## Task prompt
Copy out the lines from the very first one through the one containing "comment-line: 回复 像我不满一年都赔了小４万，", both included, keeping each one the same.

## Data to use

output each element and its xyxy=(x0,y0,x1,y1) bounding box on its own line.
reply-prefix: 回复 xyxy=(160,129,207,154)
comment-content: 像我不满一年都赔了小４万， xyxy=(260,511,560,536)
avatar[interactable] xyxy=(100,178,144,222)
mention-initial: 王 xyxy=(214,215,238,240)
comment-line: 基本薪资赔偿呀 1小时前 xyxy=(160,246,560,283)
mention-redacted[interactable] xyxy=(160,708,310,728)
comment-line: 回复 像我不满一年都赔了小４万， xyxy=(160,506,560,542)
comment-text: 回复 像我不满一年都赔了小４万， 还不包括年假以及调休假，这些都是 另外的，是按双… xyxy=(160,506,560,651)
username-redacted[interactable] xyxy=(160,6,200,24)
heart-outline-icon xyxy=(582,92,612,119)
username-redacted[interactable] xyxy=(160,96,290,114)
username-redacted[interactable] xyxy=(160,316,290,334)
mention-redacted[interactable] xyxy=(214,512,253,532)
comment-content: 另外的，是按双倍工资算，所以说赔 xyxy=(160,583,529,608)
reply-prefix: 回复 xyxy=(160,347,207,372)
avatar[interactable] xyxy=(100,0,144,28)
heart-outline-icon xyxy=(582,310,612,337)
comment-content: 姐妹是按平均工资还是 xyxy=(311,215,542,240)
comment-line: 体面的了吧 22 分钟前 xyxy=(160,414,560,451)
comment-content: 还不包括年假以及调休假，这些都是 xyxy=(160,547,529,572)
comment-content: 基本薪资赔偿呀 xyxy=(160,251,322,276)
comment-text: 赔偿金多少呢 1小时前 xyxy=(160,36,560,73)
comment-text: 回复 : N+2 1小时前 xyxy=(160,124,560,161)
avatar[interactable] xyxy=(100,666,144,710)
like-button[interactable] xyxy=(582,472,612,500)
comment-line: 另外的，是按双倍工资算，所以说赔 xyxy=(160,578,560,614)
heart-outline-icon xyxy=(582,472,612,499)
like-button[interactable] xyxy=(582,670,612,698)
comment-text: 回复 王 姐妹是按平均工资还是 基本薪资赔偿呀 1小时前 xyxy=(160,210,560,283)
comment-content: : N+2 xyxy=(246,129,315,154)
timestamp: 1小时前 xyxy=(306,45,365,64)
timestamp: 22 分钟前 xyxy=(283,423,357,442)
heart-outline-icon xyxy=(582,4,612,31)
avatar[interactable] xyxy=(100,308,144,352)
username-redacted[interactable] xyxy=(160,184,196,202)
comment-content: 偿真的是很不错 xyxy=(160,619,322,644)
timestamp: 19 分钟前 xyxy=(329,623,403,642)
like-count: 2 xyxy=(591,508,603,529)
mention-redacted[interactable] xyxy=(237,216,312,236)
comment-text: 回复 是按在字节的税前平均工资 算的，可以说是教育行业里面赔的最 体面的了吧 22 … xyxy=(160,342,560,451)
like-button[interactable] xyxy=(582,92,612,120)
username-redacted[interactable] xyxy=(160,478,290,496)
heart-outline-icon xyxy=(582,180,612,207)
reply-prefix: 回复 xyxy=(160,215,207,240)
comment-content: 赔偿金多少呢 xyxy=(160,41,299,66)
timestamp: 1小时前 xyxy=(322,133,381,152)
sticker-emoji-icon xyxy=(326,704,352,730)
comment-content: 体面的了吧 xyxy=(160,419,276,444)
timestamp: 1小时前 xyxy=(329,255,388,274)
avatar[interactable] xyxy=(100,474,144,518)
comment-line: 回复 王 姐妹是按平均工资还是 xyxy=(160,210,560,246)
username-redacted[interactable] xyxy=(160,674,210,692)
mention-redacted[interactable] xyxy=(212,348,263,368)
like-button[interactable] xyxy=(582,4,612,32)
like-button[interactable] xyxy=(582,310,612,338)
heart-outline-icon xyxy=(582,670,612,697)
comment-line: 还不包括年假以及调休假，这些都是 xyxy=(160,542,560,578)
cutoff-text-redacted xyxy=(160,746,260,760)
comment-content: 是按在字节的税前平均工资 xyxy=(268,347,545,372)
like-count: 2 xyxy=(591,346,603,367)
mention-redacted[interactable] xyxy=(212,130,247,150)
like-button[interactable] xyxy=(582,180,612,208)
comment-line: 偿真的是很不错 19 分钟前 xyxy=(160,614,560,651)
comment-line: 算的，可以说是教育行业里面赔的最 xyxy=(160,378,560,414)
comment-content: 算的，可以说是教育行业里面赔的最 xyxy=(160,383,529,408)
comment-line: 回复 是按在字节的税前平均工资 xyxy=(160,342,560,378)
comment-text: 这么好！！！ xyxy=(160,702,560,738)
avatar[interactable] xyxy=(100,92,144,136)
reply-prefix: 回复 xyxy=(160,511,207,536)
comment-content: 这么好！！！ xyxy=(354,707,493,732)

## Task answer
output each element and its xyxy=(x0,y0,x1,y1) bounding box on its own line.
reply-prefix: 回复 xyxy=(160,129,207,154)
comment-content: 像我不满一年都赔了小４万， xyxy=(260,511,560,536)
avatar[interactable] xyxy=(100,178,144,222)
mention-initial: 王 xyxy=(214,215,238,240)
comment-line: 基本薪资赔偿呀 1小时前 xyxy=(160,246,560,283)
mention-redacted[interactable] xyxy=(160,708,310,728)
comment-line: 回复 像我不满一年都赔了小４万， xyxy=(160,506,560,542)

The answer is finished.